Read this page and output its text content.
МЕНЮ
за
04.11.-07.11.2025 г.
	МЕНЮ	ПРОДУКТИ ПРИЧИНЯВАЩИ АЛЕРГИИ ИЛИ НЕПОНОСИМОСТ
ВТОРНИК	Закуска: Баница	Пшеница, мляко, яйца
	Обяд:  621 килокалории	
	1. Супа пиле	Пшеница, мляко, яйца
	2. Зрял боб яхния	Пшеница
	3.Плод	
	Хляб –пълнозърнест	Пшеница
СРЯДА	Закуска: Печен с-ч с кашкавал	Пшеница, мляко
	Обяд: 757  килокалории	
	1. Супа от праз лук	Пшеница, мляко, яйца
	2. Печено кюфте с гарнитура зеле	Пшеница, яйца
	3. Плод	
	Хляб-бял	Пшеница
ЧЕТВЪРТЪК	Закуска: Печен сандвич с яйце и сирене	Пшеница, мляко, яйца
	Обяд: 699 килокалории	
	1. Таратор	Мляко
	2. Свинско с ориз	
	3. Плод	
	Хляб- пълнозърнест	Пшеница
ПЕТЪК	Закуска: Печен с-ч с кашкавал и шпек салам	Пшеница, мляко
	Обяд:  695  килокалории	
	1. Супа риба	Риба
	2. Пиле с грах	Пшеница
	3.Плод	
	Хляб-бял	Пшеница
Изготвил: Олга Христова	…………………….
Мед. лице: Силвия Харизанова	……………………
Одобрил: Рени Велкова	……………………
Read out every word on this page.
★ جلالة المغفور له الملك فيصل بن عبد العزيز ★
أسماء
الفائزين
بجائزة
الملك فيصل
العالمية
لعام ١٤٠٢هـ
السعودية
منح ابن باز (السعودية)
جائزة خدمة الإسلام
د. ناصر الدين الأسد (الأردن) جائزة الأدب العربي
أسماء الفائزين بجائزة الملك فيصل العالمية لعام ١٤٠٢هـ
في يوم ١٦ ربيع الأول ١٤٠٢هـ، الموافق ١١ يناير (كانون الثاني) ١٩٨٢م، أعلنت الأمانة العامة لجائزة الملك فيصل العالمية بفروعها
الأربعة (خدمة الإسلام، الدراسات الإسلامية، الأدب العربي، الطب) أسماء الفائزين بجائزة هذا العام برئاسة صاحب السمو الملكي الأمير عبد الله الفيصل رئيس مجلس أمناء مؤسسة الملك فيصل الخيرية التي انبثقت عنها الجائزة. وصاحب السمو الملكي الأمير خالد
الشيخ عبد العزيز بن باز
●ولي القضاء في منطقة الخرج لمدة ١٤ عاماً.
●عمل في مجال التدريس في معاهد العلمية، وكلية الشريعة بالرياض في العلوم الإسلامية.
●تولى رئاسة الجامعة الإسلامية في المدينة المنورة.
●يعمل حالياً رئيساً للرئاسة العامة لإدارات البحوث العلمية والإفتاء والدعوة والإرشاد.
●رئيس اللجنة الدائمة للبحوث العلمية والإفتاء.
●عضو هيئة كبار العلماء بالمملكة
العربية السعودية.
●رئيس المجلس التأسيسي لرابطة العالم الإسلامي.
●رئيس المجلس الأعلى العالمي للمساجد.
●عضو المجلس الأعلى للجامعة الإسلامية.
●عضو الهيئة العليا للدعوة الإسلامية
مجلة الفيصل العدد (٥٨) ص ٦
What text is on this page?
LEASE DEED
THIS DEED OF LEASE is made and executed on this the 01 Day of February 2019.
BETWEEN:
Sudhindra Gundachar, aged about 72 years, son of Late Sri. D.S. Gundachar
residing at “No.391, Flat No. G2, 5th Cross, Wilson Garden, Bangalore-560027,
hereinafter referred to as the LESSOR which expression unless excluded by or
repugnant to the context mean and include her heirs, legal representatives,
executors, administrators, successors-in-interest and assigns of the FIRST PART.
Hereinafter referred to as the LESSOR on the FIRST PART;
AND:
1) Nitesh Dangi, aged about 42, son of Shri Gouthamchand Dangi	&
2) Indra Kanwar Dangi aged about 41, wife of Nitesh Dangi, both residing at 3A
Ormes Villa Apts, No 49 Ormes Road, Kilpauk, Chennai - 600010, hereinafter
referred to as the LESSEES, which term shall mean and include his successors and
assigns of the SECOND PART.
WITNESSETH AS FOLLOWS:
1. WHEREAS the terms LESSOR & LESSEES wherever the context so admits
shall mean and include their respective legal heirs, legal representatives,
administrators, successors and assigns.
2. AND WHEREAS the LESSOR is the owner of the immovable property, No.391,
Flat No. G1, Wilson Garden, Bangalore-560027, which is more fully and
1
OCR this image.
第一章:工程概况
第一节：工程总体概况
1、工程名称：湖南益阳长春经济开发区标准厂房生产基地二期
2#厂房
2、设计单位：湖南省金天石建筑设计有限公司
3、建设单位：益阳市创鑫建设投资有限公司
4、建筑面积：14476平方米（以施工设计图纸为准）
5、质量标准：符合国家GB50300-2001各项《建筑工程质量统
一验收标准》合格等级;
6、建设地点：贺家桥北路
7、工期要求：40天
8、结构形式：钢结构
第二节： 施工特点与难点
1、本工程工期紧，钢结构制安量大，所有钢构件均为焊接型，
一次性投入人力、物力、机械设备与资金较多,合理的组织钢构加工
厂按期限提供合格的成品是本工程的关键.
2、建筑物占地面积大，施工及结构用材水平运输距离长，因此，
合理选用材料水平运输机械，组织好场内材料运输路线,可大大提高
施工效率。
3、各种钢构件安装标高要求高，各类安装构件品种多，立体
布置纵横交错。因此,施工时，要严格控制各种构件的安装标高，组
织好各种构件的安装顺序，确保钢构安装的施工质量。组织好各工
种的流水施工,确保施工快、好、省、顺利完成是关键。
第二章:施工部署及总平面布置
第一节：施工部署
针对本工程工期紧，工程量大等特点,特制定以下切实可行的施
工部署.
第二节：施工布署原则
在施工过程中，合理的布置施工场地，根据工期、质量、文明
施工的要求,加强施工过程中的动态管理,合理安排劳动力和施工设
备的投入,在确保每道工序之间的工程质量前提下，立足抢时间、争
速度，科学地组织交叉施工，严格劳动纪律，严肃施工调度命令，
::::::::::
■ Short exercise ■
Print out every record again, exactly and in full.

■ Exercise output ■
Read this page and output its text content.
МЕНЮ
за
04.11.-07.11.2025 г.
	МЕНЮ	ПРОДУКТИ ПРИЧИНЯВАЩИ АЛЕРГИИ ИЛИ НЕПОНОСИМОСТ
ВТОРНИК	Закуска: Баница	Пшеница, мляко, яйца
	Обяд:  621 килокалории	
	1. Супа пиле	Пшеница, мляко, яйца
	2. Зрял боб яхния	Пшеница
	3.Плод	
	Хляб –пълнозърнест	Пшеница
СРЯДА	Закуска: Печен с-ч с кашкавал	Пшеница, мляко
	Обяд: 757  килокалории	
	1. Супа от праз лук	Пшеница, мляко, яйца
	2. Печено кюфте с гарнитура зеле	Пшеница, яйца
	3. Плод	
	Хляб-бял	Пшеница
ЧЕТВЪРТЪК	Закуска: Печен сандвич с яйце и сирене	Пшеница, мляко, яйца
	Обяд: 699 килокалории	
	1. Таратор	Мляко
	2. Свинско с ориз	
	3. Плод	
	Хляб- пълнозърнест	Пшеница
ПЕТЪК	Закуска: Печен с-ч с кашкавал и шпек салам	Пшеница, мляко
	Обяд:  695  килокалории	
	1. Супа риба	Риба
	2. Пиле с грах	Пшеница
	3.Плод	
	Хляб-бял	Пшеница
Изготвил: Олга Христова	…………………….
Мед. лице: Силвия Харизанова	……………………
Одобрил: Рени Велкова	……………………
Read out every word on this page.
★ جلالة المغفور له الملك فيصل بن عبد العزيز ★
أسماء
الفائزين
بجائزة
الملك فيصل
العالمية
لعام ١٤٠٢هـ
السعودية
منح ابن باز (السعودية)
جائزة خدمة الإسلام
د. ناصر الدين الأسد (الأردن) جائزة الأدب العربي
أسماء الفائزين بجائزة الملك فيصل العالمية لعام ١٤٠٢هـ
في يوم ١٦ ربيع الأول ١٤٠٢هـ، الموافق ١١ يناير (كانون الثاني) ١٩٨٢م، أعلنت الأمانة العامة لجائزة الملك فيصل العالمية بفروعها
الأربعة (خدمة الإسلام، الدراسات الإسلامية، الأدب العربي، الطب) أسماء الفائزين بجائزة هذا العام برئاسة صاحب السمو الملكي الأمير عبد الله الفيصل رئيس مجلس أمناء مؤسسة الملك فيصل الخيرية التي انبثقت عنها الجائزة. وصاحب السمو الملكي الأمير خالد
الشيخ عبد العزيز بن باز
●ولي القضاء في منطقة الخرج لمدة ١٤ عاماً.
●عمل في مجال التدريس في معاهد العلمية، وكلية الشريعة بالرياض في العلوم الإسلامية.
●تولى رئاسة الجامعة الإسلامية في المدينة المنورة.
●يعمل حالياً رئيساً للرئاسة العامة لإدارات البحوث العلمية والإفتاء والدعوة والإرشاد.
●رئيس اللجنة الدائمة للبحوث العلمية والإفتاء.
●عضو هيئة كبار العلماء بالمملكة
العربية السعودية.
●رئيس المجلس التأسيسي لرابطة العالم الإسلامي.
●رئيس المجلس الأعلى العالمي للمساجد.
●عضو المجلس الأعلى للجامعة الإسلامية.
●عضو الهيئة العليا للدعوة الإسلامية
مجلة الفيصل العدد (٥٨) ص ٦
What text is on this page?
LEASE DEED
THIS DEED OF LEASE is made and executed on this the 01 Day of February 2019.
BETWEEN:
Sudhindra Gundachar, aged about 72 years, son of Late Sri. D.S. Gundachar
residing at “No.391, Flat No. G2, 5th Cross, Wilson Garden, Bangalore-560027,
hereinafter referred to as the LESSOR which expression unless excluded by or
repugnant to the context mean and include her heirs, legal representatives,
executors, administrators, successors-in-interest and assigns of the FIRST PART.
Hereinafter referred to as the LESSOR on the FIRST PART;
AND:
1) Nitesh Dangi, aged about 42, son of Shri Gouthamchand Dangi	&
2) Indra Kanwar Dangi aged about 41, wife of Nitesh Dangi, both residing at 3A
Ormes Villa Apts, No 49 Ormes Road, Kilpauk, Chennai - 600010, hereinafter
referred to as the LESSEES, which term shall mean and include his successors and
assigns of the SECOND PART.
WITNESSETH AS FOLLOWS:
1. WHEREAS the terms LESSOR & LESSEES wherever the context so admits
shall mean and include their respective legal heirs, legal representatives,
administrators, successors and assigns.
2. AND WHEREAS the LESSOR is the owner of the immovable property, No.391,
Flat No. G1, Wilson Garden, Bangalore-560027, which is more fully and
1
OCR this image.
第一章:工程概况
第一节：工程总体概况
1、工程名称：湖南益阳长春经济开发区标准厂房生产基地二期
2#厂房
2、设计单位：湖南省金天石建筑设计有限公司
3、建设单位：益阳市创鑫建设投资有限公司
4、建筑面积：14476平方米（以施工设计图纸为准）
5、质量标准：符合国家GB50300-2001各项《建筑工程质量统
一验收标准》合格等级;
6、建设地点：贺家桥北路
7、工期要求：40天
8、结构形式：钢结构
第二节： 施工特点与难点
1、本工程工期紧，钢结构制安量大，所有钢构件均为焊接型，
一次性投入人力、物力、机械设备与资金较多,合理的组织钢构加工
厂按期限提供合格的成品是本工程的关键.
2、建筑物占地面积大，施工及结构用材水平运输距离长，因此，
合理选用材料水平运输机械，组织好场内材料运输路线,可大大提高
施工效率。
3、各种钢构件安装标高要求高，各类安装构件品种多，立体
布置纵横交错。因此,施工时，要严格控制各种构件的安装标高，组
织好各种构件的安装顺序，确保钢构安装的施工质量。组织好各工
种的流水施工,确保施工快、好、省、顺利完成是关键。
第二章:施工部署及总平面布置
第一节：施工部署
针对本工程工期紧，工程量大等特点,特制定以下切实可行的施
工部署.
第二节：施工布署原则
在施工过程中，合理的布置施工场地，根据工期、质量、文明
施工的要求,加强施工过程中的动态管理,合理安排劳动力和施工设
备的投入,在确保每道工序之间的工程质量前提下，立足抢时间、争
速度，科学地组织交叉施工，严格劳动纪律，严肃施工调度命令，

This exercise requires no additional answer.